Dataset listings of figures:

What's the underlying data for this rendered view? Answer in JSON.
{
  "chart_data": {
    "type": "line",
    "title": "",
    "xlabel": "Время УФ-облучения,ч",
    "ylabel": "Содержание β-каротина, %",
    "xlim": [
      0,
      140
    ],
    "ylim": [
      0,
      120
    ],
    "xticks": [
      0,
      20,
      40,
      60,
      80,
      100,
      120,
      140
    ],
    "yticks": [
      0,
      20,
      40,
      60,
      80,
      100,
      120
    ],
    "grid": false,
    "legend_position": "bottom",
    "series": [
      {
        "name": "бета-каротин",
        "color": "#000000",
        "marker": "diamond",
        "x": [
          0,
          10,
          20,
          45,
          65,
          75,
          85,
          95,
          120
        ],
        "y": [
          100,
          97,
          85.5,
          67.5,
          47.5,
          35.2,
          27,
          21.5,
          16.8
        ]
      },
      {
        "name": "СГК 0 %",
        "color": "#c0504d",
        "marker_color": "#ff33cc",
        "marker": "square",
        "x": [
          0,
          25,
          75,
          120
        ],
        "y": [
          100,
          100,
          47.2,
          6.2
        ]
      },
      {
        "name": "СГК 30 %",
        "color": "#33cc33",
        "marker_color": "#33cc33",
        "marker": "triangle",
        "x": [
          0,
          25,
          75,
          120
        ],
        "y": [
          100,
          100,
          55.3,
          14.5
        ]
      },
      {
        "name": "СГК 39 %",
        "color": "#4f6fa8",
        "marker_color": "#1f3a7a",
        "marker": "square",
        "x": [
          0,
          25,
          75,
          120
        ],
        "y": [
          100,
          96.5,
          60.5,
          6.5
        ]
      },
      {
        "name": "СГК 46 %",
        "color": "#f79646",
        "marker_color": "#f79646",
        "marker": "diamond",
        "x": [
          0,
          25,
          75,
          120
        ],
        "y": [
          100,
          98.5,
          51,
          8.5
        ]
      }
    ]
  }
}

Exercise description » Which lines above contain the word "name"? Copy each of them.

Task response »
        "name": "бета-каротин",
        "name": "СГК 0 %",
        "name": "СГК 30 %",
        "name": "СГК 39 %",
        "name": "СГК 46 %",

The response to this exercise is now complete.